### REQUIRED ACTION
Please return everything in the passage on PKU outcomes from "Additional file 2: Table" down to "47, 52, 65].", copied word for word.

### DOCUMENT SEGMENT
━━━
The type of patient-important outcomes most frequently reported among the cross-sectional and case series studies were neurological, neurocognitive and neuropsychiatric impairments (n = 33 studies, 50.8%) [21, 22, 24, 27, 30–33, 38–40, 43, 45, 53–55, 59–61, 67, 68, 77, 78, 81, 83–89, 91, 98], followed by overweight (n = 11, 16.9%) [23, 26, 40, 56, 68, 71–73, 76, 80, 89, 97], patient adherence to clinical recommendations (n = 10, 15.4%) [7, 22, 33, 62, 66, 67, 70, 79, 82, 83, 87], executive function deficit (n = 6, 92.3%) [21, 24, 58–61], socioeconomic impact (n = 7, 10.8%) [7, 29, 30, 54, 59, 68, 83, 86], skin problems (n = 4, 6.2%) [54, 55, 68, 96], osteopenia (n = 5, 7.7%) [17–19, 23, 27, 68, 78], followed by impact of PKU on caregiver health-related quality of life, quality of life and sleeping disorders (n = 2, 3.1%) [30, 59, 67, 86]. The majority of the cross-sectional, case series, and case report studies (83.1%, n = 64) reported only on patient-important outcomes at an individual level (Table 1).

Among the 12 case report studies, the majority (83.3%, n = 10) assessed neurological, neurocognitive and neuropsychiatric impairments [44, 48, 63, 64, 74, 90, 92–94], executive function deficit [34, 44, 64, 90, 92], skin problems [43, 48, 63, 64], and patient adherence to clinical recommendations [23, 25, 61]. Six case report studies [48, 51, 64, 69, 92, 94] evaluated other outcomes such as vomiting [48, 64, 94], weight-height deficit [64], abdominal distention [68], persistent respiratory acidosis [68], gastroesophageal reflux [94], bronchitis [94], megaloblastic anemia [69], and maternal phenylketonuria [51] (Table 1).

Additional file 2: Table 2 describes the 15 studies evaluating other patient-important or economic burden outcomes than those pre-specified for this review; all of these, except for three studies [15, 46, 47, 49], reported that patients received a Phe-restricted diet and/or a Phe-free amino acid fortified medical food. Six studies out of 15 did not report whether patients were receiving treatment [15, 25, 46, 47, 52, 65].
━━━
### Structured page parsing data
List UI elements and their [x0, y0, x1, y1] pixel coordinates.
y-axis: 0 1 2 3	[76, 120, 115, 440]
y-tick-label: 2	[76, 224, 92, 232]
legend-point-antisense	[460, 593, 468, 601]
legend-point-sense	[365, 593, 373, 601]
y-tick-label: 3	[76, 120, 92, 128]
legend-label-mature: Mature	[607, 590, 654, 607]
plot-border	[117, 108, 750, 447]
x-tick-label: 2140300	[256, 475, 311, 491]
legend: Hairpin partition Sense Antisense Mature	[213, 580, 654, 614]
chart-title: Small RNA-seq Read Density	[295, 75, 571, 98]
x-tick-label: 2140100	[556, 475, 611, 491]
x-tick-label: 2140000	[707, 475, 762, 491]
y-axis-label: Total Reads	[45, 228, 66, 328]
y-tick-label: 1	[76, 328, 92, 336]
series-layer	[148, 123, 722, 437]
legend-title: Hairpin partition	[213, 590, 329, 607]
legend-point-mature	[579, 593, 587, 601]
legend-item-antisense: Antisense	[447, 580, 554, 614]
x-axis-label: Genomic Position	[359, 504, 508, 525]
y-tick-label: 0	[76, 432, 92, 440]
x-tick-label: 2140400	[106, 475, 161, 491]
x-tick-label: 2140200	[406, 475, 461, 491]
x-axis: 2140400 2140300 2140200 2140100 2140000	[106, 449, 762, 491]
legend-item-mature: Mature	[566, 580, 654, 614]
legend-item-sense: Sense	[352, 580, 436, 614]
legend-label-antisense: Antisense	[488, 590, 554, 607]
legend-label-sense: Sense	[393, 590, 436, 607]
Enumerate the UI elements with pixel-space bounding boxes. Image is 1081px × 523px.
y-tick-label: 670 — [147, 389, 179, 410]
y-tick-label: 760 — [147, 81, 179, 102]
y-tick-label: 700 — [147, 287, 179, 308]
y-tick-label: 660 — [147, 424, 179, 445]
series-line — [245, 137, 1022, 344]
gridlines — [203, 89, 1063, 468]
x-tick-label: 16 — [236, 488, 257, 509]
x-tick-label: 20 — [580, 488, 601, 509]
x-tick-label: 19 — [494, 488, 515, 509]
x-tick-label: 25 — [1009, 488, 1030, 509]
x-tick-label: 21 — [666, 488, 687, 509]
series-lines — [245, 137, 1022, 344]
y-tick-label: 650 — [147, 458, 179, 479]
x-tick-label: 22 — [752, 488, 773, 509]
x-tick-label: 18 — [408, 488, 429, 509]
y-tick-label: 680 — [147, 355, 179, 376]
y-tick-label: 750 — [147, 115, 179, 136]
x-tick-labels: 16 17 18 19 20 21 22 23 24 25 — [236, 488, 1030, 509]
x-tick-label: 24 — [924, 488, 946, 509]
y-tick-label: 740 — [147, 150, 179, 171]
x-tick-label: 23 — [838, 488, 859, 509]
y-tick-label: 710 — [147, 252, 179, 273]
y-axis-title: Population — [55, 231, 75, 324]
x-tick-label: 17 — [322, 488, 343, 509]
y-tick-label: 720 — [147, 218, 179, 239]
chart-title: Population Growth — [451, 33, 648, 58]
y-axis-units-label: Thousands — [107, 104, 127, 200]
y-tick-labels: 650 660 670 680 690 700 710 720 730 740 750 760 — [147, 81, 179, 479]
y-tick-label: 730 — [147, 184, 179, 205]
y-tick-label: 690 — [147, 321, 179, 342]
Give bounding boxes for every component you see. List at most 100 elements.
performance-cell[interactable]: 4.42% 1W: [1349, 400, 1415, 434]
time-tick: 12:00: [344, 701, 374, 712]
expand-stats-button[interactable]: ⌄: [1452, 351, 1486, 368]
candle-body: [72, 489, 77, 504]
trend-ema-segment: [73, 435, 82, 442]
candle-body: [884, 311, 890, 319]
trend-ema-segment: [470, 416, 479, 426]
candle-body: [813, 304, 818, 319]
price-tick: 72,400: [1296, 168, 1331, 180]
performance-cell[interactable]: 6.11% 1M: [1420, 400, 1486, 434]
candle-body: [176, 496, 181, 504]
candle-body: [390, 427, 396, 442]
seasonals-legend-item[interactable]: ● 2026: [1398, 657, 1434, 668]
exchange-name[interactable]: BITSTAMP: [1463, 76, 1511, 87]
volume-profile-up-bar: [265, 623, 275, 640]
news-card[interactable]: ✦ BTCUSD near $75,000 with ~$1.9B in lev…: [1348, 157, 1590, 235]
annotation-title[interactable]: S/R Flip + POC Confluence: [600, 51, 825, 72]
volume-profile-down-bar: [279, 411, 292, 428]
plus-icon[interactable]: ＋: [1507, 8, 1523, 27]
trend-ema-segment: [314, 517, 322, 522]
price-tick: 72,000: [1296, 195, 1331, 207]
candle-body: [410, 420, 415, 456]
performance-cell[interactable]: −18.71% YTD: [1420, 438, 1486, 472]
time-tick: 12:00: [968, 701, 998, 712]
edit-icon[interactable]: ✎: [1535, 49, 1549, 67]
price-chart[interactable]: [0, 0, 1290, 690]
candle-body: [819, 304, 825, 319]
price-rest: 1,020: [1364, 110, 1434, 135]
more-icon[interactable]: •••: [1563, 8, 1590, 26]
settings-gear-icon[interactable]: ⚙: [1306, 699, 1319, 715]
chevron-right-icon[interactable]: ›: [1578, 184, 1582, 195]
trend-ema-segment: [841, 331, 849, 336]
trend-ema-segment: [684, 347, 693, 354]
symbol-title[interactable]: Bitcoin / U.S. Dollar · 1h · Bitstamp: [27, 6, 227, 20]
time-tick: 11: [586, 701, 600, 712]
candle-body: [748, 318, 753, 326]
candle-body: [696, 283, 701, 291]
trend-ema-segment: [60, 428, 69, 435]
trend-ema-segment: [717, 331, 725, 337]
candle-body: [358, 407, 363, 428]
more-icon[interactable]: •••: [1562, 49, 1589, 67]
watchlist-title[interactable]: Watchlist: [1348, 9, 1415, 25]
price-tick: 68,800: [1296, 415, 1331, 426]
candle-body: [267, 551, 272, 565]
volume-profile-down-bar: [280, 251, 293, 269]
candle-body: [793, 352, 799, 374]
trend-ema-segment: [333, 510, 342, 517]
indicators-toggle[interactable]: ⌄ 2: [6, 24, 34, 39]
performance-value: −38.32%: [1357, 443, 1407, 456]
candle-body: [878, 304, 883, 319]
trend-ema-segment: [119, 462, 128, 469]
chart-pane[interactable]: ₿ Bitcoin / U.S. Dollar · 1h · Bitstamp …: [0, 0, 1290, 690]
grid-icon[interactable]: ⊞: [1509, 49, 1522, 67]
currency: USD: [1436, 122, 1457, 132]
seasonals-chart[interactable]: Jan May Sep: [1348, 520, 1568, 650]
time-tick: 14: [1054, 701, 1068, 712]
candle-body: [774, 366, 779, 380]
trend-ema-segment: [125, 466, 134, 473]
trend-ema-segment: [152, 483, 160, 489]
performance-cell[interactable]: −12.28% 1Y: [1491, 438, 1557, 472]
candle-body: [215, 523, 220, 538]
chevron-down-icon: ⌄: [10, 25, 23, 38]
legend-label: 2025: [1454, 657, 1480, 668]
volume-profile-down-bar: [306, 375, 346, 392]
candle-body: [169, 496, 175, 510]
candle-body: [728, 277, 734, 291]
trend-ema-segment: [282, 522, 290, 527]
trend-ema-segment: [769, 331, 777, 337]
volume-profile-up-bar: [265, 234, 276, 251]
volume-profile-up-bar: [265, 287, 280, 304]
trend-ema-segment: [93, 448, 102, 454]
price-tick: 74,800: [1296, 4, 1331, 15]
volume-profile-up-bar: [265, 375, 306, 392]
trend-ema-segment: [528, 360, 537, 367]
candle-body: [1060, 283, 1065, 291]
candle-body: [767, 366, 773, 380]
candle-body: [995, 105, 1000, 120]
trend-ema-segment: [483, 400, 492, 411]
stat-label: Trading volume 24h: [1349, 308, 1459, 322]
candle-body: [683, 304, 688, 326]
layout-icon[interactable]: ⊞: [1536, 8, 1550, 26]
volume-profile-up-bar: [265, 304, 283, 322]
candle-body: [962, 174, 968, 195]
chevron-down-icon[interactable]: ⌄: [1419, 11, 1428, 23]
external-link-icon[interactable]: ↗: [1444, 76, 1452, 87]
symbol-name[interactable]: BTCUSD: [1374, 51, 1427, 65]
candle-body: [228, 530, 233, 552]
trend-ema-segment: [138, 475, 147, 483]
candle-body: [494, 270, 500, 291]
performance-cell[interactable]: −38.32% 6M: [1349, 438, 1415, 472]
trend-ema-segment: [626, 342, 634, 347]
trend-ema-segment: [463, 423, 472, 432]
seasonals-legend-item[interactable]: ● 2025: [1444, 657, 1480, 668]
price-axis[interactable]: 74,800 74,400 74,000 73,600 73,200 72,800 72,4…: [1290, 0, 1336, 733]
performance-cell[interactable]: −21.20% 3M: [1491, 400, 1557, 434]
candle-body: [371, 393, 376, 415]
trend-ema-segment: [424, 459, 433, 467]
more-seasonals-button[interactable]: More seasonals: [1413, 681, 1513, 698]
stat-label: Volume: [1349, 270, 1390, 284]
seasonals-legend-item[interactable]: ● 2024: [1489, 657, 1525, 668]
━━━
### SOLUTION
Additional file 2: Table 2 describes the 15 studies evaluating other patient-important or economic burden outcomes than those pre-specified for this review; all of these, except for three studies [15, 46, 47, 49], reported that patients received a Phe-restricted diet and/or a Phe-free amino acid fortified medical food. Six studies out of 15 did not report whether patients were receiving treatment [15, 25, 46, 47, 52, 65].